Task statement →
Copy nothing but the text: repeat each entry exactly and drop the images.

Entries supplied →
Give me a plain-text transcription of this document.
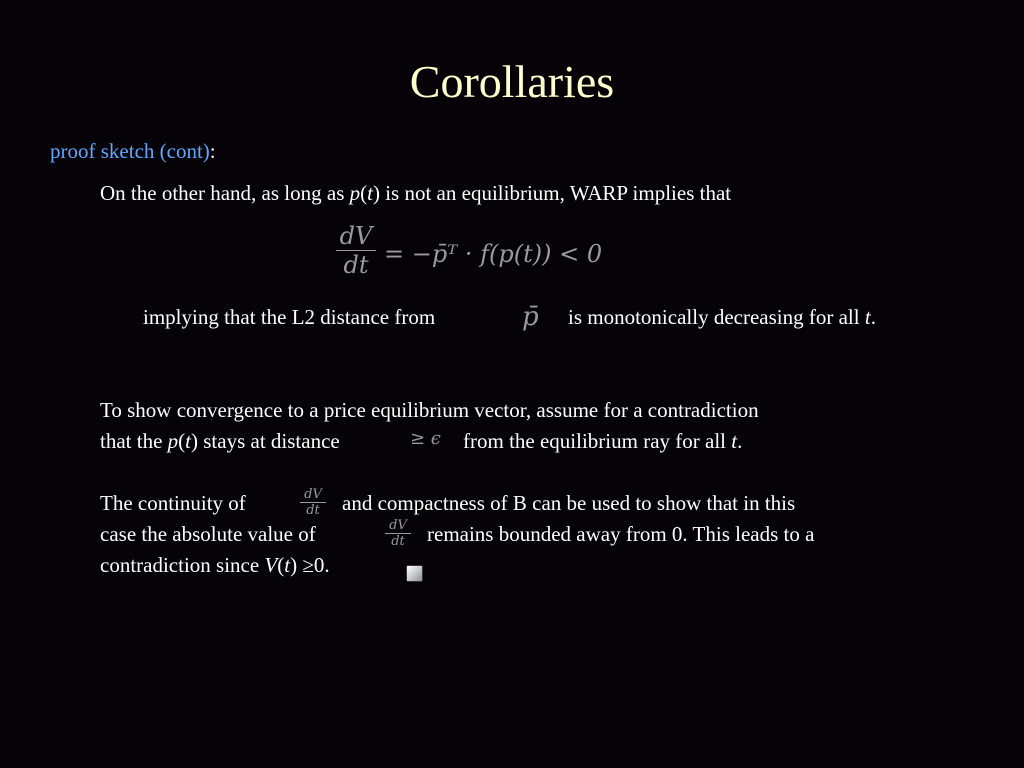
Corollaries
proof sketch (cont):
On the other hand, as long as p(t) is not an equilibrium, WARP implies that
dV
dt = −p̄ᵀ · f(p(t)) < 0
implying that the L2 distance from	p̄ is monotonically decreasing for all t.
To show convergence to a price equilibrium vector, assume for a contradiction
that the p(t) stays at distance	≥ ϵ from the equilibrium ray for all t.
The continuity of	dV
dt and compactness of B can be used to show that in this
case the absolute value of	dV
dt remains bounded away from 0. This leads to a
contradiction since V(t) ≥0.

Task solution →
Give me a plain-text transcription of this document.
Corollaries
proof sketch (cont):
On the other hand, as long as p(t) is not an equilibrium, WARP implies that
dV
dt = −p̄ᵀ · f(p(t)) < 0
implying that the L2 distance from	p̄ is monotonically decreasing for all t.
To show convergence to a price equilibrium vector, assume for a contradiction
that the p(t) stays at distance	≥ ϵ from the equilibrium ray for all t.
The continuity of	dV
dt and compactness of B can be used to show that in this
case the absolute value of	dV
dt remains bounded away from 0. This leads to a
contradiction since V(t) ≥0.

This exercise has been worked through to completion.